**TASK OBJECTIVE**
Every record here should be printed again exactly.

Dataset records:
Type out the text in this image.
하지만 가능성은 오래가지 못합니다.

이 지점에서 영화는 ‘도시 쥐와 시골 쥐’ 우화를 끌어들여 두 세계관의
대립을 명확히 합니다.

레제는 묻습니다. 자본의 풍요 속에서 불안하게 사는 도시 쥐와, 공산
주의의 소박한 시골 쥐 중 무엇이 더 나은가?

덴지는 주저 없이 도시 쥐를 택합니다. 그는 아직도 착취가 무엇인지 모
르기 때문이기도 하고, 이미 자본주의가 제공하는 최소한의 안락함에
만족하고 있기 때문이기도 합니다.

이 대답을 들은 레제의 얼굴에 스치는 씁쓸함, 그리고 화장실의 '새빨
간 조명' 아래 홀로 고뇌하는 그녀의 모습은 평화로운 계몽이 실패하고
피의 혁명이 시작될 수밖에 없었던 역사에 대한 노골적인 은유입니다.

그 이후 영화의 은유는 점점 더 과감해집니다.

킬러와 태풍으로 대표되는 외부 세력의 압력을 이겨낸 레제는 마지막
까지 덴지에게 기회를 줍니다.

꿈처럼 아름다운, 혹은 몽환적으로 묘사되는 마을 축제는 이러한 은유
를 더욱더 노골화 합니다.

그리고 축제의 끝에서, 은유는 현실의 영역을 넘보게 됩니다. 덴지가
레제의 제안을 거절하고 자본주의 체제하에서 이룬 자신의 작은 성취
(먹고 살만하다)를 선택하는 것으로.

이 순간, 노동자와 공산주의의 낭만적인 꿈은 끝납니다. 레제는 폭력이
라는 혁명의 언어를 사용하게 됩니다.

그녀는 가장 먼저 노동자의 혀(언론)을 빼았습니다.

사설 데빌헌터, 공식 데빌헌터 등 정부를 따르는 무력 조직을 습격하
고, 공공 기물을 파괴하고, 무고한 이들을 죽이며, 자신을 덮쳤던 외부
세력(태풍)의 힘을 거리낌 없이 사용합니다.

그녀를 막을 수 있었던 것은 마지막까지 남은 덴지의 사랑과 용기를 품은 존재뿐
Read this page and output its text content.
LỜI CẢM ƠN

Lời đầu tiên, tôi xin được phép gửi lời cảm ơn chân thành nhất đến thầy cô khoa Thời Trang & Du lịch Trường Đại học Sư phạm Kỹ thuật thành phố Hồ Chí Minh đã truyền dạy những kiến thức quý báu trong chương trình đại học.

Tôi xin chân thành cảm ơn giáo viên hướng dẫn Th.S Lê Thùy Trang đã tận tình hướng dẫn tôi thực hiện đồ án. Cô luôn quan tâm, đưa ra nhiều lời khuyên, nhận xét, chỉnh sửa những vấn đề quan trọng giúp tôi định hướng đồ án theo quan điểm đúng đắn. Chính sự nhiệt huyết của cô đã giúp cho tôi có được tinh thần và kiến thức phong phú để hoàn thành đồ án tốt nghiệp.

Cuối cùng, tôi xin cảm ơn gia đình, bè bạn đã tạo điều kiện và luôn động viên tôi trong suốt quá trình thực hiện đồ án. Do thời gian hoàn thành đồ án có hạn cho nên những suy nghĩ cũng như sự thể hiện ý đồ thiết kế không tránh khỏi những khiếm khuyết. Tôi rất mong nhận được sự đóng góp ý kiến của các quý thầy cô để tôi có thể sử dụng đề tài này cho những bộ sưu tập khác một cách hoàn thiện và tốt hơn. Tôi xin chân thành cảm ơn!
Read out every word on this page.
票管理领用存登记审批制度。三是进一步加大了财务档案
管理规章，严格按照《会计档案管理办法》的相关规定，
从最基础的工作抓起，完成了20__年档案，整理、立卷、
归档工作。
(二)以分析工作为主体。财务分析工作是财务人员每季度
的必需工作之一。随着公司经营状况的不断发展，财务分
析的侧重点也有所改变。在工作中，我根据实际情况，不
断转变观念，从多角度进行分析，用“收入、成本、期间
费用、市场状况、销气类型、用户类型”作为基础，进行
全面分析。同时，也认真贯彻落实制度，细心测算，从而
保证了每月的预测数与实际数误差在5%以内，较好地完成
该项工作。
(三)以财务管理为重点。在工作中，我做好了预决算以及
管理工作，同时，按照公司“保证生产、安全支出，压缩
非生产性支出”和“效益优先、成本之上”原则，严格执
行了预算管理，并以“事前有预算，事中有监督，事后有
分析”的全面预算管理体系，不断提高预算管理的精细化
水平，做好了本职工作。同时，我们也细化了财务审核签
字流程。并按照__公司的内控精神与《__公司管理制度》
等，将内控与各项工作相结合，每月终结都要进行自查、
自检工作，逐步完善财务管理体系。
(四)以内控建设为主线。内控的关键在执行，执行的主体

**RESULT OF THE TASK**
Type out the text in this image.
하지만 가능성은 오래가지 못합니다.

이 지점에서 영화는 ‘도시 쥐와 시골 쥐’ 우화를 끌어들여 두 세계관의
대립을 명확히 합니다.

레제는 묻습니다. 자본의 풍요 속에서 불안하게 사는 도시 쥐와, 공산
주의의 소박한 시골 쥐 중 무엇이 더 나은가?

덴지는 주저 없이 도시 쥐를 택합니다. 그는 아직도 착취가 무엇인지 모
르기 때문이기도 하고, 이미 자본주의가 제공하는 최소한의 안락함에
만족하고 있기 때문이기도 합니다.

이 대답을 들은 레제의 얼굴에 스치는 씁쓸함, 그리고 화장실의 '새빨
간 조명' 아래 홀로 고뇌하는 그녀의 모습은 평화로운 계몽이 실패하고
피의 혁명이 시작될 수밖에 없었던 역사에 대한 노골적인 은유입니다.

그 이후 영화의 은유는 점점 더 과감해집니다.

킬러와 태풍으로 대표되는 외부 세력의 압력을 이겨낸 레제는 마지막
까지 덴지에게 기회를 줍니다.

꿈처럼 아름다운, 혹은 몽환적으로 묘사되는 마을 축제는 이러한 은유
를 더욱더 노골화 합니다.

그리고 축제의 끝에서, 은유는 현실의 영역을 넘보게 됩니다. 덴지가
레제의 제안을 거절하고 자본주의 체제하에서 이룬 자신의 작은 성취
(먹고 살만하다)를 선택하는 것으로.

이 순간, 노동자와 공산주의의 낭만적인 꿈은 끝납니다. 레제는 폭력이
라는 혁명의 언어를 사용하게 됩니다.

그녀는 가장 먼저 노동자의 혀(언론)을 빼았습니다.

사설 데빌헌터, 공식 데빌헌터 등 정부를 따르는 무력 조직을 습격하
고, 공공 기물을 파괴하고, 무고한 이들을 죽이며, 자신을 덮쳤던 외부
세력(태풍)의 힘을 거리낌 없이 사용합니다.

그녀를 막을 수 있었던 것은 마지막까지 남은 덴지의 사랑과 용기를 품은 존재뿐
Read this page and output its text content.
LỜI CẢM ƠN

Lời đầu tiên, tôi xin được phép gửi lời cảm ơn chân thành nhất đến thầy cô khoa Thời Trang & Du lịch Trường Đại học Sư phạm Kỹ thuật thành phố Hồ Chí Minh đã truyền dạy những kiến thức quý báu trong chương trình đại học.

Tôi xin chân thành cảm ơn giáo viên hướng dẫn Th.S Lê Thùy Trang đã tận tình hướng dẫn tôi thực hiện đồ án. Cô luôn quan tâm, đưa ra nhiều lời khuyên, nhận xét, chỉnh sửa những vấn đề quan trọng giúp tôi định hướng đồ án theo quan điểm đúng đắn. Chính sự nhiệt huyết của cô đã giúp cho tôi có được tinh thần và kiến thức phong phú để hoàn thành đồ án tốt nghiệp.

Cuối cùng, tôi xin cảm ơn gia đình, bè bạn đã tạo điều kiện và luôn động viên tôi trong suốt quá trình thực hiện đồ án. Do thời gian hoàn thành đồ án có hạn cho nên những suy nghĩ cũng như sự thể hiện ý đồ thiết kế không tránh khỏi những khiếm khuyết. Tôi rất mong nhận được sự đóng góp ý kiến của các quý thầy cô để tôi có thể sử dụng đề tài này cho những bộ sưu tập khác một cách hoàn thiện và tốt hơn. Tôi xin chân thành cảm ơn!
Read out every word on this page.
票管理领用存登记审批制度。三是进一步加大了财务档案
管理规章，严格按照《会计档案管理办法》的相关规定，
从最基础的工作抓起，完成了20__年档案，整理、立卷、
归档工作。
(二)以分析工作为主体。财务分析工作是财务人员每季度
的必需工作之一。随着公司经营状况的不断发展，财务分
析的侧重点也有所改变。在工作中，我根据实际情况，不
断转变观念，从多角度进行分析，用“收入、成本、期间
费用、市场状况、销气类型、用户类型”作为基础，进行
全面分析。同时，也认真贯彻落实制度，细心测算，从而
保证了每月的预测数与实际数误差在5%以内，较好地完成
该项工作。
(三)以财务管理为重点。在工作中，我做好了预决算以及
管理工作，同时，按照公司“保证生产、安全支出，压缩
非生产性支出”和“效益优先、成本之上”原则，严格执
行了预算管理，并以“事前有预算，事中有监督，事后有
分析”的全面预算管理体系，不断提高预算管理的精细化
水平，做好了本职工作。同时，我们也细化了财务审核签
字流程。并按照__公司的内控精神与《__公司管理制度》
等，将内控与各项工作相结合，每月终结都要进行自查、
自检工作，逐步完善财务管理体系。
(四)以内控建设为主线。内控的关键在执行，执行的主体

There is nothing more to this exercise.